[作業項目 1]: 相続相談の事例を述べた提示文から、「お父様を亡くされた美子(仮名」を含む語句で始まり「ースで通うことになりました。」で終わる部分を、一字一句違えずに書き写す。
[作業項目 2]: 相続相談の事例を述べた提示文によると、美子さんは母親を看病するためにどの職を辞めたか。
::: 提示文 :::
お父様を亡くされた美子(仮名)さん。親戚の行政書士に相談したところ、対応しきれないので他の事務所に行くように言われ、当センターに来社されました。
お話を伺うと・・・「美子さんの母は数年前に他界。兄の進(仮名)さんは重度の障害があり、小学生のころから施設に入所しそこで暮らしている。亡くなった父の孝(仮名)さんには、不動産収入(貸家と駐車場)があり、また生命保険にも加入。まったく字を書けない兄には成年後見人の申立が必要と行政書士に聞いた。金融機関の口座も凍結され、相続税もかかるようだ。何から手を付けたらよいのか分からないので、1つ1つ教えてほしい。」といった内容でした。
概略のお話を伺っただけでも、主な手続きとして、①準確定申告、②貸家及び駐車場を借りている人たちへ各種通知を出すこと、③多数加入の保険の手続き、④後見人選任の申立、⑤遺産分割(今後の不動産管理含む)、⑥相続税申告があります。
美子さんには、いつまでに何をすればよいのか今後のスケジュールをお話しし、約3時間にわたる初回無料相談は無事終了。それから長いお付き合いが始まりました。
美子さんは数年前、病に倒れたお母様を看病するため、看護師の職を辞し、母の死を看取りました。その後、お父様に癌がみつかり、看病しながら父に代わってお兄様の施設に週2回のペースで通うことになりました。
::: データ項目 :::
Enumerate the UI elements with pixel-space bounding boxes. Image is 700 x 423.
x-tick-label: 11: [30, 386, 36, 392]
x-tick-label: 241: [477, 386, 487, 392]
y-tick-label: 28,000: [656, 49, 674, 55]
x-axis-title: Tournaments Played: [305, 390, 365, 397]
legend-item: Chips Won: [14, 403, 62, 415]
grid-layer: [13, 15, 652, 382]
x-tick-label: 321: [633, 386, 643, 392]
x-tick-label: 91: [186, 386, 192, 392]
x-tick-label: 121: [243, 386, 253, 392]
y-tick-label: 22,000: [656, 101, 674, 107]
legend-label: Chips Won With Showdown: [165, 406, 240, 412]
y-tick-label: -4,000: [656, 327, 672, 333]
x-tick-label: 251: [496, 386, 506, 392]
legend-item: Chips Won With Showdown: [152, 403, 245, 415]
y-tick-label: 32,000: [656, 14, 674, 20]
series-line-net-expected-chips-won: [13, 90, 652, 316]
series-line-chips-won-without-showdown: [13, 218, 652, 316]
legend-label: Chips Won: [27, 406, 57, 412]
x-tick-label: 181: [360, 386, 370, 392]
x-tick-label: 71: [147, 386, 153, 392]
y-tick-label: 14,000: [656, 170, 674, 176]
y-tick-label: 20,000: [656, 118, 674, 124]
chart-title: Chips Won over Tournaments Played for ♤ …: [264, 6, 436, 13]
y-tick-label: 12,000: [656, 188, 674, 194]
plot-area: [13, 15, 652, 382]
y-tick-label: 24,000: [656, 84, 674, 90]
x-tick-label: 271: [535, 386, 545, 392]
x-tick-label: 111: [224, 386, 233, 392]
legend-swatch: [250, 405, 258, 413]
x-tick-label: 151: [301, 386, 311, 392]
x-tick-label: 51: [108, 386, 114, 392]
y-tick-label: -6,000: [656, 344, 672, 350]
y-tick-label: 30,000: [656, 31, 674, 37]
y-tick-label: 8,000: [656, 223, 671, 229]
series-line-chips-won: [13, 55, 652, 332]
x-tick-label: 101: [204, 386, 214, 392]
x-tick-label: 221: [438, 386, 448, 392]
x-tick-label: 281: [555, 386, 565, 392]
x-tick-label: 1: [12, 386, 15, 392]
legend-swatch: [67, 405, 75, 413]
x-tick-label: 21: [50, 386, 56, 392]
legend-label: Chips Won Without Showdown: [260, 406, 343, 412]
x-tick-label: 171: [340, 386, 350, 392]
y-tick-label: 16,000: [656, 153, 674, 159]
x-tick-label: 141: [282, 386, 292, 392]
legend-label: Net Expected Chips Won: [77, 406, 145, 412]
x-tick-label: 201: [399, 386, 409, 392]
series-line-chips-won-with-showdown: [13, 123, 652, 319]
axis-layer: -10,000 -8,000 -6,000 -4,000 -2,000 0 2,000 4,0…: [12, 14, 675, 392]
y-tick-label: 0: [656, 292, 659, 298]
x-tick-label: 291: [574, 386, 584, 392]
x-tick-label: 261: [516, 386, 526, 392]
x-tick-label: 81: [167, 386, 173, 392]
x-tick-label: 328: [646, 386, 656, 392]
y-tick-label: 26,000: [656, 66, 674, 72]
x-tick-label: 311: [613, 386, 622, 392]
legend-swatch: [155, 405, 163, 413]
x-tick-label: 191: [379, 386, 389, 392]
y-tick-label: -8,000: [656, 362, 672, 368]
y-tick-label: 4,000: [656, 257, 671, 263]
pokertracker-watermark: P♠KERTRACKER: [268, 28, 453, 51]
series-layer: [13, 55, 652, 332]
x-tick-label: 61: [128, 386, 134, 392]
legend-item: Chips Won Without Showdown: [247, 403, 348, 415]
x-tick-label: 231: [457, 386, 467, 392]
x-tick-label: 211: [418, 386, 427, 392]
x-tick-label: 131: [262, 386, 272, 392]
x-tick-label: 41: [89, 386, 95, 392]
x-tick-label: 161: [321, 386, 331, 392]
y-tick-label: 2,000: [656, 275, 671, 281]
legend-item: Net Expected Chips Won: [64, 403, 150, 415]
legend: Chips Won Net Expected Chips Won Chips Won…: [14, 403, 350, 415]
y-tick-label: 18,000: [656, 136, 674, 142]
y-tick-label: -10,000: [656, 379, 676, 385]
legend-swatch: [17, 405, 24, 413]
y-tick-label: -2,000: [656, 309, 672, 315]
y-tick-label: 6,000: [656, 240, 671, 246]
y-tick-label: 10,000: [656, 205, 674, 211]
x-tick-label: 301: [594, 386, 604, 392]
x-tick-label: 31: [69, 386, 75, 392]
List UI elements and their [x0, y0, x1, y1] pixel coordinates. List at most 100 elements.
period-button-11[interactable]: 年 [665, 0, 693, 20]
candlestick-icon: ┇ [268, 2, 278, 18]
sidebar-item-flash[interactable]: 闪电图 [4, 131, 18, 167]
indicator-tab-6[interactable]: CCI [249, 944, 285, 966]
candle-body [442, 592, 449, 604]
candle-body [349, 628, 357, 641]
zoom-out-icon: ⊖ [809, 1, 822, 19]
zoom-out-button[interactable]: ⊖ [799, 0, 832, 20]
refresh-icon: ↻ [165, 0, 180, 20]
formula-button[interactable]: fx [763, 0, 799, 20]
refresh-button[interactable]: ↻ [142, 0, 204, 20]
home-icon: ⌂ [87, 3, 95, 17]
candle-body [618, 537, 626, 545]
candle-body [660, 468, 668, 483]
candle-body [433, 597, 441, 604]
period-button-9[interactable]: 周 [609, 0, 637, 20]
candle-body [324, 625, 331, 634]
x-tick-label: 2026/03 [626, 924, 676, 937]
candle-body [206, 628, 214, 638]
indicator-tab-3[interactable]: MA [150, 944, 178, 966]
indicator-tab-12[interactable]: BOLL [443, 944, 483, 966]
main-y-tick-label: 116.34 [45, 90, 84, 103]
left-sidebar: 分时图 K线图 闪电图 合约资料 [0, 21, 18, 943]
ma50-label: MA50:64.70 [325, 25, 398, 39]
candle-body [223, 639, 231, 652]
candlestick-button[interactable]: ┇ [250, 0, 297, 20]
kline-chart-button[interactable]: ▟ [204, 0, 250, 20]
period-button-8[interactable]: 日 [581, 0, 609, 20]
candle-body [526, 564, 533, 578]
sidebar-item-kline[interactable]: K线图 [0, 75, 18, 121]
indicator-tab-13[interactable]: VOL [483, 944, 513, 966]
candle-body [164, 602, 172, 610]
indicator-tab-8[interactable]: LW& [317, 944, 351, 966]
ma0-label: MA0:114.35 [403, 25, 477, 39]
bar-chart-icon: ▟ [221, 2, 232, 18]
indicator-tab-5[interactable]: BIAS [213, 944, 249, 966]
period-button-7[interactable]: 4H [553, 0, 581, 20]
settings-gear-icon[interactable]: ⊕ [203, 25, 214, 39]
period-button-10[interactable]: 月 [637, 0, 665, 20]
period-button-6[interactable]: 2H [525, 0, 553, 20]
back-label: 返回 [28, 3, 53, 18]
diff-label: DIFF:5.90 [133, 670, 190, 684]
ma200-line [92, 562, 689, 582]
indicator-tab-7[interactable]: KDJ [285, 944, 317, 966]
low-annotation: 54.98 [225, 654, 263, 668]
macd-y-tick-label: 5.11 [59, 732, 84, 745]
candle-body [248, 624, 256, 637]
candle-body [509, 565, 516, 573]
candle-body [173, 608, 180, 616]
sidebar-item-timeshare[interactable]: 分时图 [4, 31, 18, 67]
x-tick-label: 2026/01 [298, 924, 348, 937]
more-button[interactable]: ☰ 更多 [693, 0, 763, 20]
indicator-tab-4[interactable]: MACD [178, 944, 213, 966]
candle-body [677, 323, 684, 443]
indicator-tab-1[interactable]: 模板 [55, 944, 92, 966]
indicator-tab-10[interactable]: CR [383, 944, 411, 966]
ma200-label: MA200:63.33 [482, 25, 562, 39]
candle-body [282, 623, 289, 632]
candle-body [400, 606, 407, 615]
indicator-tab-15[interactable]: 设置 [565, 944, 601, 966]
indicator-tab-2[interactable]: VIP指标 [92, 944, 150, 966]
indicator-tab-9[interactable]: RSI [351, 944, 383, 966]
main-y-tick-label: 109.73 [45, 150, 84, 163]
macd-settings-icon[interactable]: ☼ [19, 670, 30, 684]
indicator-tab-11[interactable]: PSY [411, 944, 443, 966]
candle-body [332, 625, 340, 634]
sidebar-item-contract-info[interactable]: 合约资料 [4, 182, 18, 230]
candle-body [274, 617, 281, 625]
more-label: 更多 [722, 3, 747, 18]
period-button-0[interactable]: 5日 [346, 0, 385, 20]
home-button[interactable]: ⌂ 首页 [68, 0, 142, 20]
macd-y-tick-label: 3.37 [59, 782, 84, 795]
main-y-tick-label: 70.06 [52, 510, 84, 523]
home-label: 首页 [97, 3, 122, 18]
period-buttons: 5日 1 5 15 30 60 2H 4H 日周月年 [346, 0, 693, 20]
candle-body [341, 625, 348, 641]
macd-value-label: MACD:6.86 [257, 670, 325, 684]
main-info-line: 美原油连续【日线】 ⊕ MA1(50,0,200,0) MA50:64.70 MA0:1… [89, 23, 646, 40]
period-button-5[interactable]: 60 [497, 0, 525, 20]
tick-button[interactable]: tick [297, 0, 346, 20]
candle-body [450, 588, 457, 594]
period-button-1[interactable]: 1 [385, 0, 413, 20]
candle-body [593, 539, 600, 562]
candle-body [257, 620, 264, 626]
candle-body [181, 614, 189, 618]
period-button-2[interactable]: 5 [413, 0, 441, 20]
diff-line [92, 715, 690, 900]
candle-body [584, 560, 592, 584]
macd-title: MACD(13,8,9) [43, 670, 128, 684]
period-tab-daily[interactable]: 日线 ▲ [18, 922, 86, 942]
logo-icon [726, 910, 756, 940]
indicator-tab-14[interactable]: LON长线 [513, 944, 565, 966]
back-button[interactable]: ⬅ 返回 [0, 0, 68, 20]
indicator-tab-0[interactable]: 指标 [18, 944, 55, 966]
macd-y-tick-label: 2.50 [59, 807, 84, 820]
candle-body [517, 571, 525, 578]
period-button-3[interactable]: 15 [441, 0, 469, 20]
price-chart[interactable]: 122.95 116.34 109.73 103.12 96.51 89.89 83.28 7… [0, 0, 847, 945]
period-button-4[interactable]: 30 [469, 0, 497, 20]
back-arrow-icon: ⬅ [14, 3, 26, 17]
:::
[回答欄 1]:
お父様を亡くされた美子(仮名)さん。親戚の行政書士に相談したところ、対応しきれないので他の事務所に行くように言われ、当センターに来社されました。
お話を伺うと・・・「美子さんの母は数年前に他界。兄の進(仮名)さんは重度の障害があり、小学生のころから施設に入所しそこで暮らしている。亡くなった父の孝(仮名)さんには、不動産収入(貸家と駐車場)があり、また生命保険にも加入。まったく字を書けない兄には成年後見人の申立が必要と行政書士に聞いた。金融機関の口座も凍結され、相続税もかかるようだ。何から手を付けたらよいのか分からないので、1つ1つ教えてほしい。」といった内容でした。
概略のお話を伺っただけでも、主な手続きとして、①準確定申告、②貸家及び駐車場を借りている人たちへ各種通知を出すこと、③多数加入の保険の手続き、④後見人選任の申立、⑤遺産分割(今後の不動産管理含む)、⑥相続税申告があります。
美子さんには、いつまでに何をすればよいのか今後のスケジュールをお話しし、約3時間にわたる初回無料相談は無事終了。それから長いお付き合いが始まりました。
美子さんは数年前、病に倒れたお母様を看病するため、看護師の職を辞し、母の死を看取りました。その後、お父様に癌がみつかり、看病しながら父に代わってお兄様の施設に週2回のペースで通うことになりました。

[回答欄 2]: 看護師の職